(Entries with figure data)
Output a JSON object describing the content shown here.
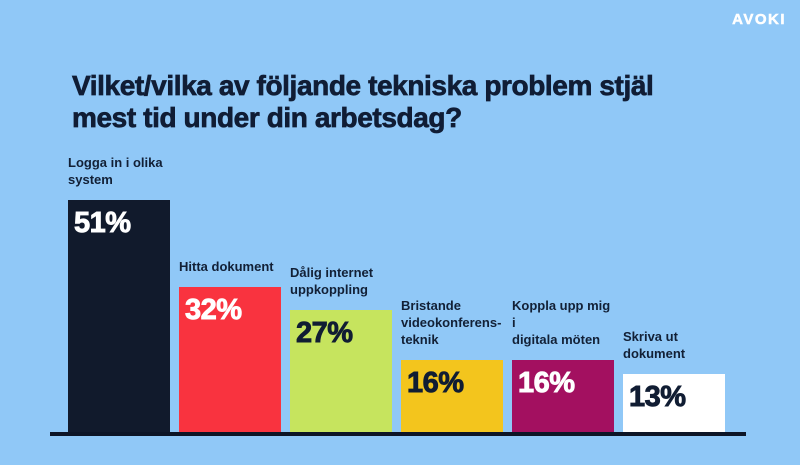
{
  "page": {
    "background_color": "#90c8f7",
    "ink_color": "#101d35"
  },
  "header": {
    "brand": "AVOKI",
    "title_lines": [
      "Vilket/vilka av följande tekniska problem stjäl",
      "mest tid under din arbetsdag?"
    ]
  },
  "chart_data": {
    "type": "bar",
    "title": "Vilket/vilka av följande tekniska problem stjäl mest tid under din arbetsdag?",
    "xlabel": "",
    "ylabel": "",
    "unit": "%",
    "ylim": [
      0,
      55
    ],
    "grid": false,
    "legend": false,
    "axis_line_color": "#0d1526",
    "categories": [
      "Logga in i olika system",
      "Hitta dokument",
      "Dålig internet uppkoppling",
      "Bristande videokonferens-teknik",
      "Koppla upp mig i digitala möten",
      "Skriva ut dokument"
    ],
    "values": [
      51,
      32,
      27,
      16,
      16,
      13
    ],
    "bars": [
      {
        "label_lines": [
          "Logga in i olika",
          "system"
        ],
        "value": 51,
        "value_label": "51%",
        "color": "#111a2c",
        "value_color": "#ffffff"
      },
      {
        "label_lines": [
          "Hitta dokument"
        ],
        "value": 32,
        "value_label": "32%",
        "color": "#f9333f",
        "value_color": "#ffffff"
      },
      {
        "label_lines": [
          "Dålig internet",
          "uppkoppling"
        ],
        "value": 27,
        "value_label": "27%",
        "color": "#c6e45e",
        "value_color": "#111d33"
      },
      {
        "label_lines": [
          "Bristande",
          "videokonferens-",
          "teknik"
        ],
        "value": 16,
        "value_label": "16%",
        "color": "#f3c51d",
        "value_color": "#111d33"
      },
      {
        "label_lines": [
          "Koppla upp mig i",
          "digitala möten"
        ],
        "value": 16,
        "value_label": "16%",
        "color": "#a31060",
        "value_color": "#ffffff"
      },
      {
        "label_lines": [
          "Skriva ut",
          "dokument"
        ],
        "value": 13,
        "value_label": "13%",
        "color": "#ffffff",
        "value_color": "#111d33"
      }
    ]
  }
}
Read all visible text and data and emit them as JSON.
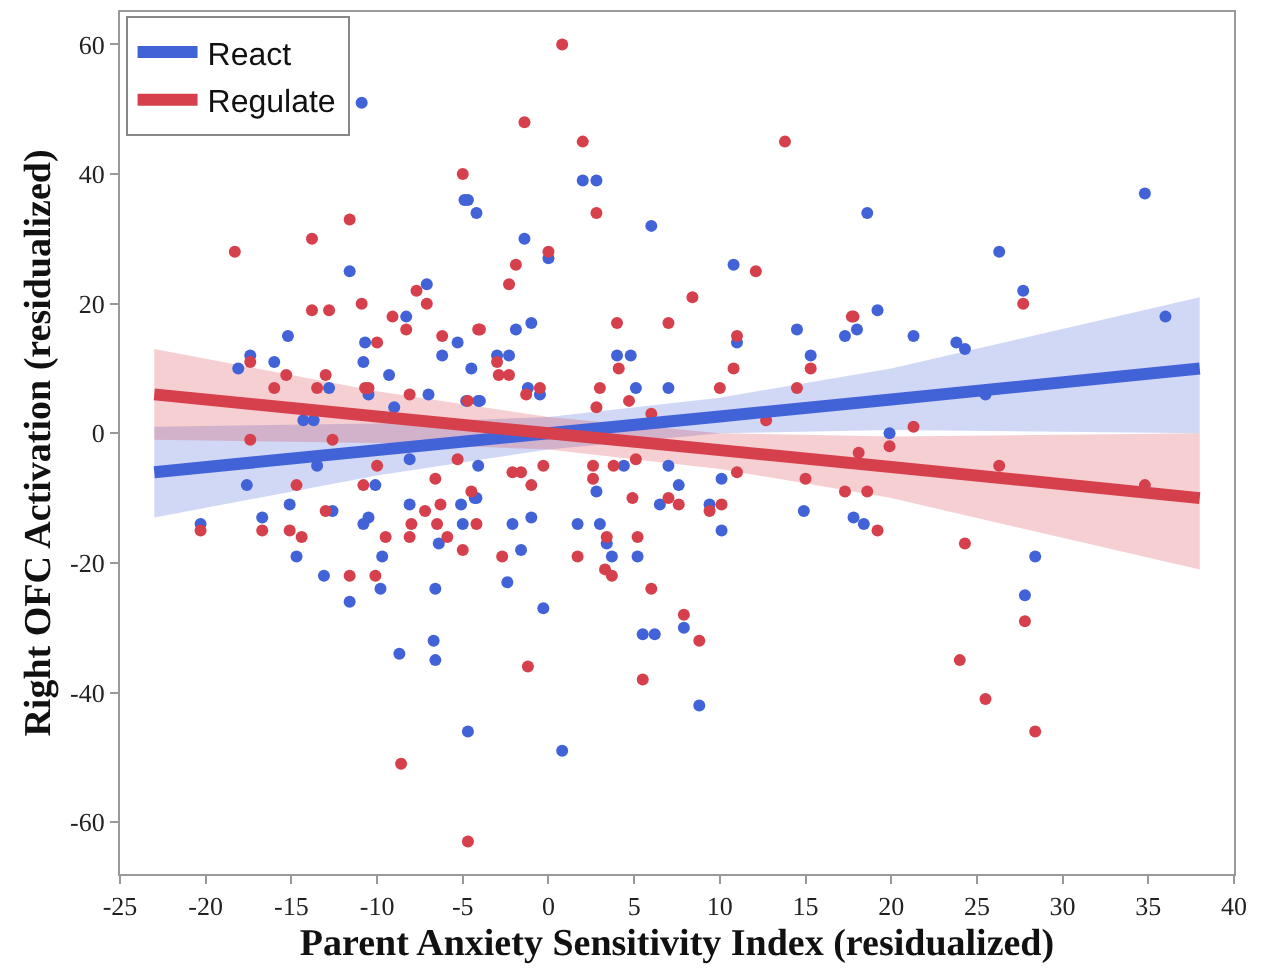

## WRITTEN TASK:
Pick out every line above that holds the word "möten" and copy it.

## THE RESULT:
      "Koppla upp mig i digitala möten",
          "digitala möten"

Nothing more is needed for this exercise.